[BEGIN DATA EXTRACT]

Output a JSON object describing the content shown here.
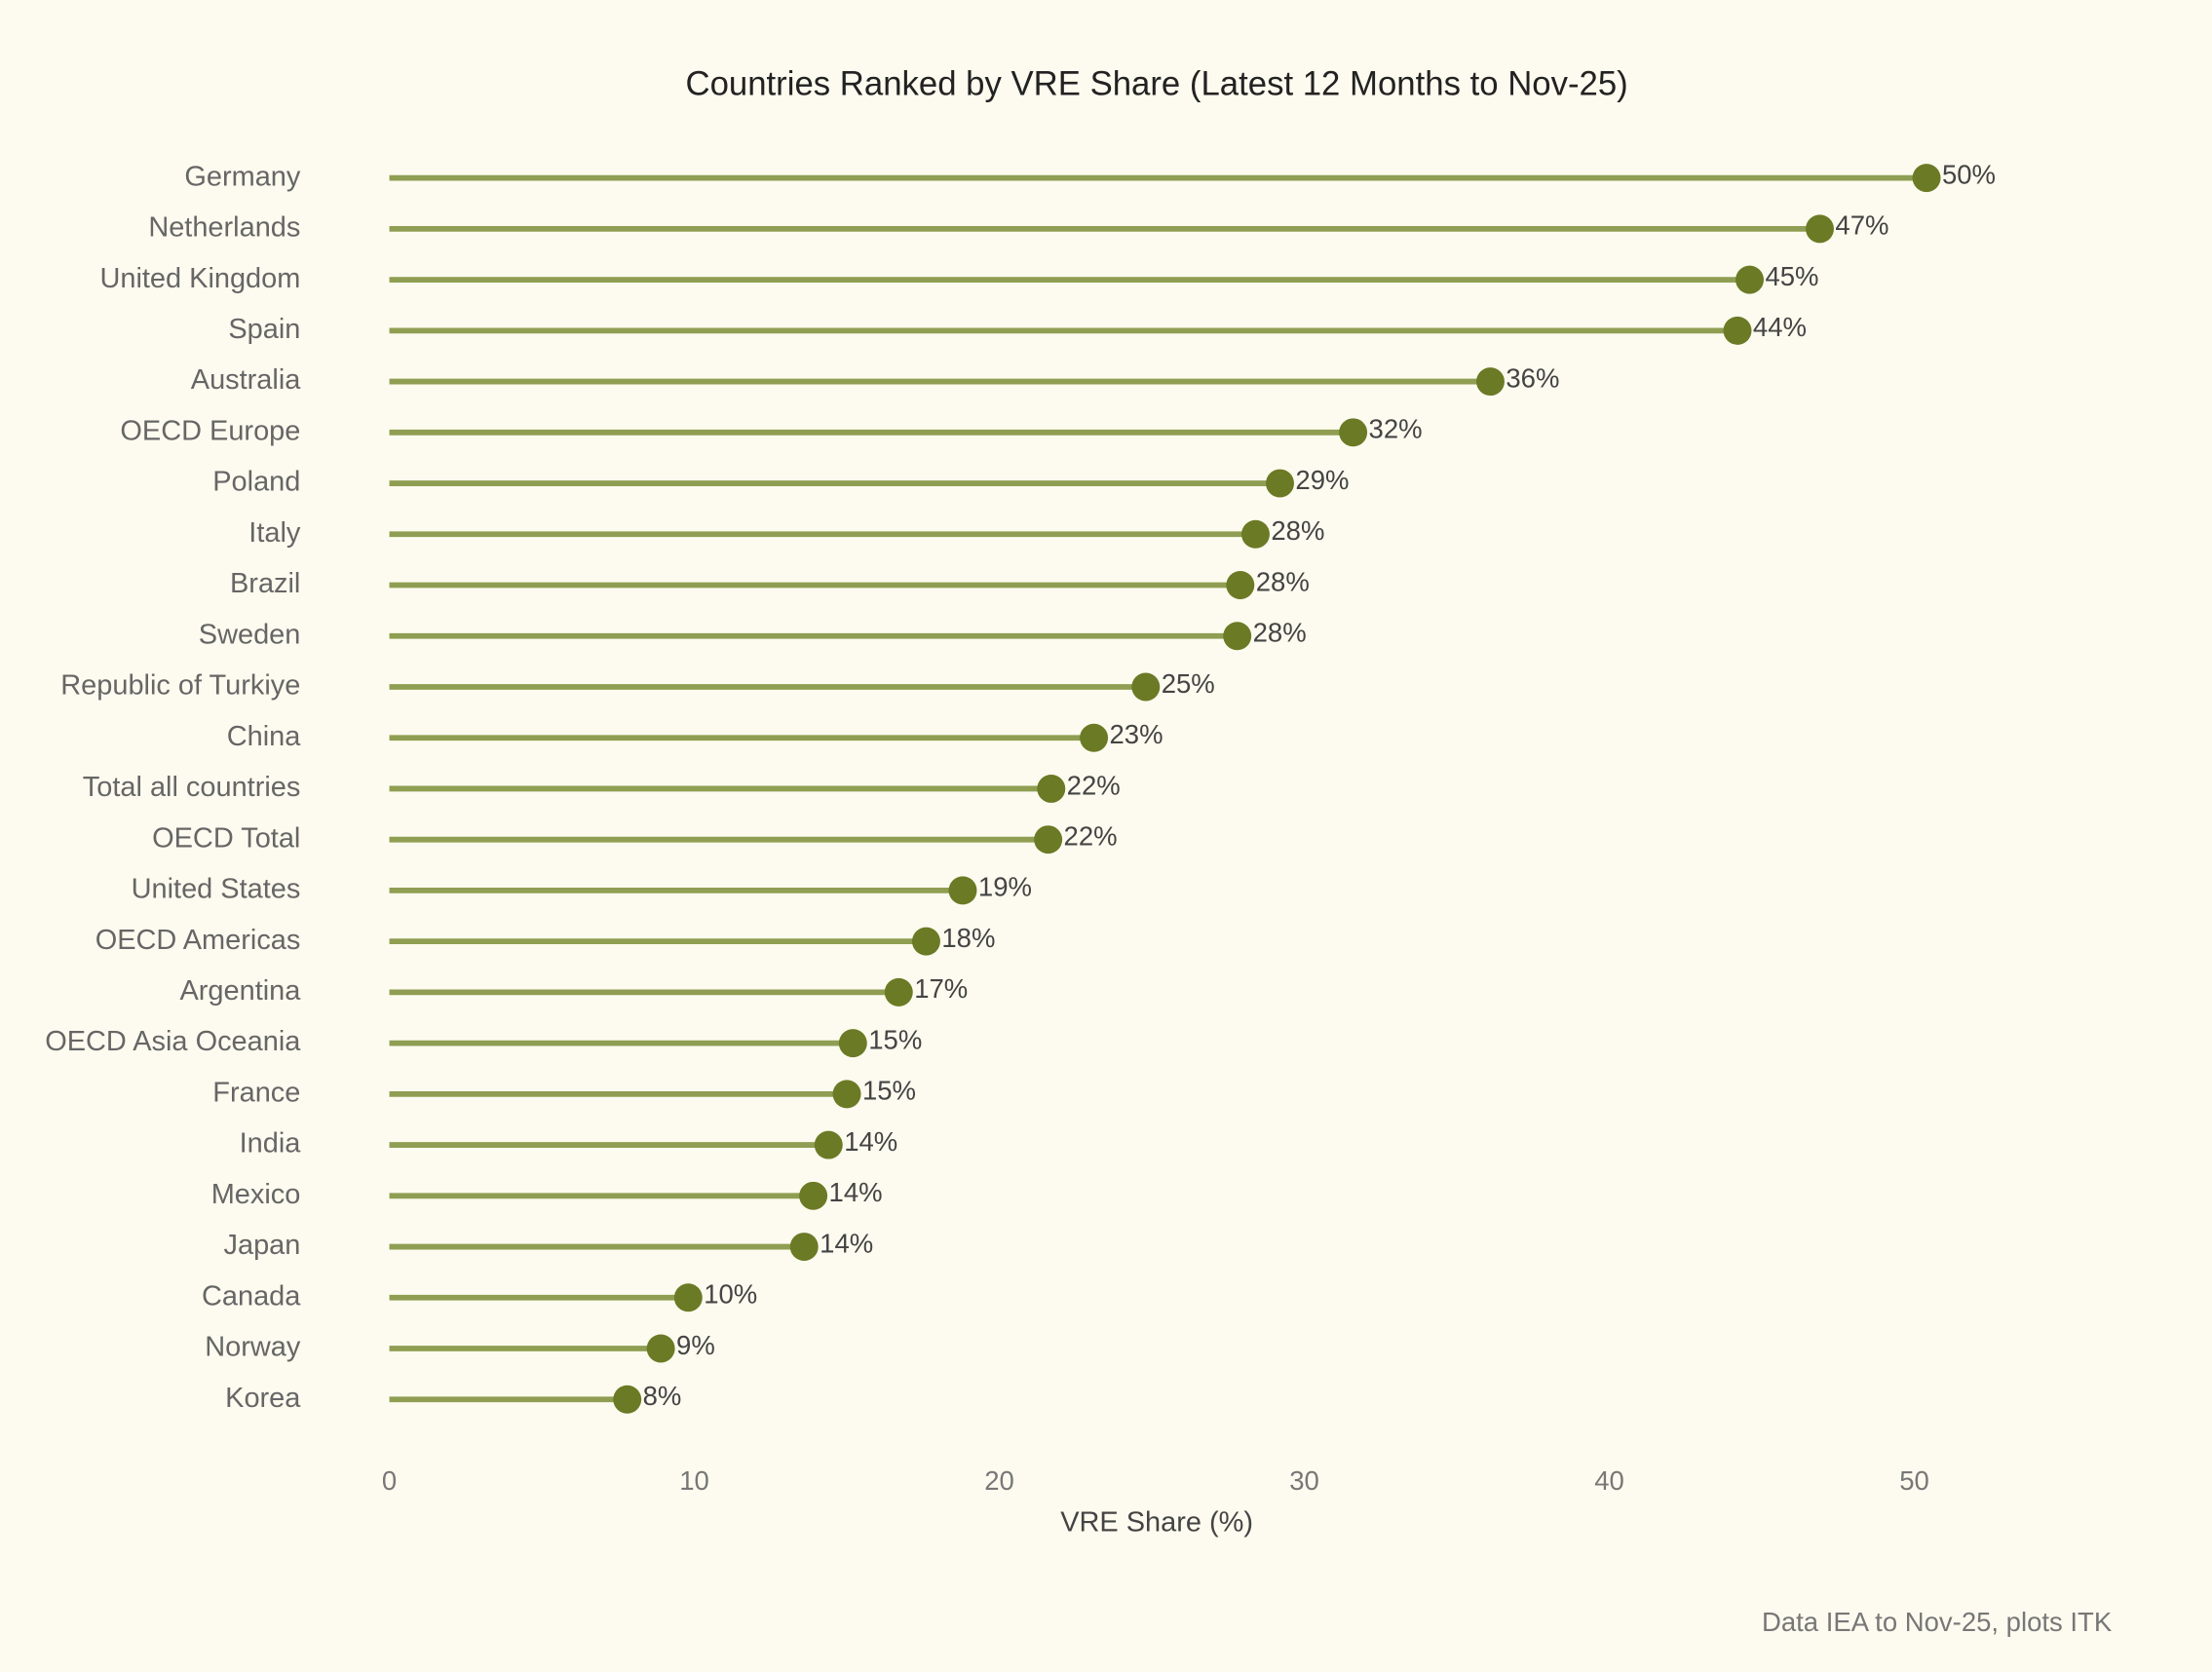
{
  "chart_data": {
    "type": "lollipop",
    "title": "Countries Ranked by VRE Share (Latest 12 Months to Nov-25)",
    "x_label": "VRE Share (%)",
    "note": "Data IEA to Nov-25, plots ITK",
    "categories": [
      "Germany",
      "Netherlands",
      "United Kingdom",
      "Spain",
      "Australia",
      "OECD Europe",
      "Poland",
      "Italy",
      "Brazil",
      "Sweden",
      "Republic of Turkiye",
      "China",
      "Total all countries",
      "OECD Total",
      "United States",
      "OECD Americas",
      "Argentina",
      "OECD Asia Oceania",
      "France",
      "India",
      "Mexico",
      "Japan",
      "Canada",
      "Norway",
      "Korea"
    ],
    "values": [
      50.4,
      46.9,
      44.6,
      44.2,
      36.1,
      31.6,
      29.2,
      28.4,
      27.9,
      27.8,
      24.8,
      23.1,
      21.7,
      21.6,
      18.8,
      17.6,
      16.7,
      15.2,
      15.0,
      14.4,
      13.9,
      13.6,
      9.8,
      8.9,
      7.8
    ],
    "value_labels": [
      "50%",
      "47%",
      "45%",
      "44%",
      "36%",
      "32%",
      "29%",
      "28%",
      "28%",
      "28%",
      "25%",
      "23%",
      "22%",
      "22%",
      "19%",
      "18%",
      "17%",
      "15%",
      "15%",
      "14%",
      "14%",
      "14%",
      "10%",
      "9%",
      "8%"
    ],
    "line_color": "#8f9e52",
    "color": "#6b7a25",
    "xlim": [
      0,
      55
    ],
    "xticks": [
      0,
      10,
      20,
      30,
      40,
      50
    ],
    "grid": false
  }
}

[END DATA EXTRACT]

Make an exact copy of all the material, but keep the pictures out of it.

◆ **EXERCISE RESULT**
Output a JSON object describing the content shown here.
{
  "chart_data": {
    "type": "lollipop",
    "title": "Countries Ranked by VRE Share (Latest 12 Months to Nov-25)",
    "x_label": "VRE Share (%)",
    "note": "Data IEA to Nov-25, plots ITK",
    "categories": [
      "Germany",
      "Netherlands",
      "United Kingdom",
      "Spain",
      "Australia",
      "OECD Europe",
      "Poland",
      "Italy",
      "Brazil",
      "Sweden",
      "Republic of Turkiye",
      "China",
      "Total all countries",
      "OECD Total",
      "United States",
      "OECD Americas",
      "Argentina",
      "OECD Asia Oceania",
      "France",
      "India",
      "Mexico",
      "Japan",
      "Canada",
      "Norway",
      "Korea"
    ],
    "values": [
      50.4,
      46.9,
      44.6,
      44.2,
      36.1,
      31.6,
      29.2,
      28.4,
      27.9,
      27.8,
      24.8,
      23.1,
      21.7,
      21.6,
      18.8,
      17.6,
      16.7,
      15.2,
      15.0,
      14.4,
      13.9,
      13.6,
      9.8,
      8.9,
      7.8
    ],
    "value_labels": [
      "50%",
      "47%",
      "45%",
      "44%",
      "36%",
      "32%",
      "29%",
      "28%",
      "28%",
      "28%",
      "25%",
      "23%",
      "22%",
      "22%",
      "19%",
      "18%",
      "17%",
      "15%",
      "15%",
      "14%",
      "14%",
      "14%",
      "10%",
      "9%",
      "8%"
    ],
    "line_color": "#8f9e52",
    "color": "#6b7a25",
    "xlim": [
      0,
      55
    ],
    "xticks": [
      0,
      10,
      20,
      30,
      40,
      50
    ],
    "grid": false
  }
}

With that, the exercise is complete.